■ EXTRAIT SOURCE
L’artiste vietnamienne Thu-Van-Tran expose un diorama monumental apparaissant comme un immense herbier. On y voit une série de plantes toxiques qui résultent de mutations naturelles ou réalisées de manière artificielle. Thu-Van-Tran nous invite à méditer sur notre manière de cohabiter avec ses plantes et de nous relier à elles de manière viscérale. Collectif australien, Karrabing Film Collective rassemble une trentaine de réalisateurs d’origines aborigènes. Ils présentent une vidéo intitulée The Family and the Zombie (2021) où l’on peut voir des enfants autochtones jouant ensemble en pleine jungle. Tandis qu’il se métamorphose progressivement, le paysage nous apparaît peu à peu comme un espace ravagé. Le film aborde une pensée post-coloniale et dénonce le désastre écologique provoqué par la surconsommation occidentale. Le dualisme Nature-Culture qui définit la modernité occidentale ne peut s’appliquer aux peuples amérindiens, qui opèrent une dissociation de la grande majorité des dualismes modernes : « universel et particulier, objectif et subjectif, physique et moral, fait et valeur, donné et construit, nécessité et spontanéité, immanence et transcendance, corps et esprit, animalité et humanité, et bien d’autres ». Ainsi s’opposent le multinaturalisme amérindien et le multiculturalisme moderne. 

Solange Pessoa, Cathedral, 1990-2003, cheveux, cuir, tissu , vidéo, 7’, Rubell Family Collection (Miami)

■ TÂCHE COURTE
Poursuivez le texte consacré à l’exposition d’art contemporain en reprenant juste après sa dernière ligne.

■ MATÉRIEL FOURNI

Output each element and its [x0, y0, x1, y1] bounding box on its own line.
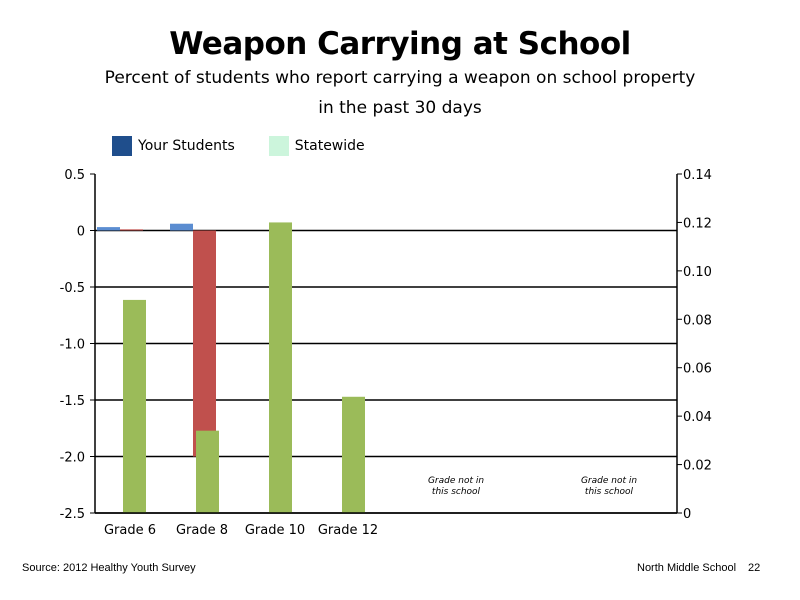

■ RÉSULTAT OBTENU
Courtesy de l’artiste & Mendes Wood DM (Bruxelles, New York, São Paulo), Crédit photo : Aurélien Mole

Issue du Minas Gerais (Brésil), Solange Pessoa dénonce les ravages causés par l’extraction du fer qui a lieu dans sa région. Inspirée par un langage animiste, ses installations constituées de terre, de mousse, de plumes, de graisse…, évoquent des formes ancestrales et tendent à nous relier au monde naturel. Agriculteurs et vignerons, Hélène Bertin et César Chevalier présentent une série de plantes rares dont les visiteurs deviennent les « pollinisateurs ». A l’étage inférieur, on découvre deux films de Laura Henno : KOROPA (2016) et DJO (2018). Réalisés à Mayotte et à Anjouan, dans l’archipel des Comores, ils évoquent un testament post-colonial. L’artiste développe un lien étroit avec les identités autochtones insulaires ainsi que leurs croyances singulières. 

Selon la cosmologie amérindienne, tout est humain, ce qui revient à dire que l’humain n’a rien d’exceptionnel ; il est la matière première du monde. Selon les mythologies amérindiennes, il est donc impossible d’imaginer un monde sans gens. La destruction du monde correspond à la destruction de l’humanité. L’humanité est « consubstantielle au monde, co-relationnelle au monde ». Ainsi, il ne peut y avoir un monde d’après l’humanité. David Abram insiste sur le caractère spécifiquement local du monde sensuel, « le monde avec lequel nous interagissons directement, sans instrument », qui entre en contraste avec l’environnement occidental global et technologiquement interconnecté. Selon l’auteur, il ne s’agit pas de « retourner en arrière », mais de « permettre à la vision d’un monde commun de plonger ses racines dans notre engagement direct et participatif avec le local et le particulier. »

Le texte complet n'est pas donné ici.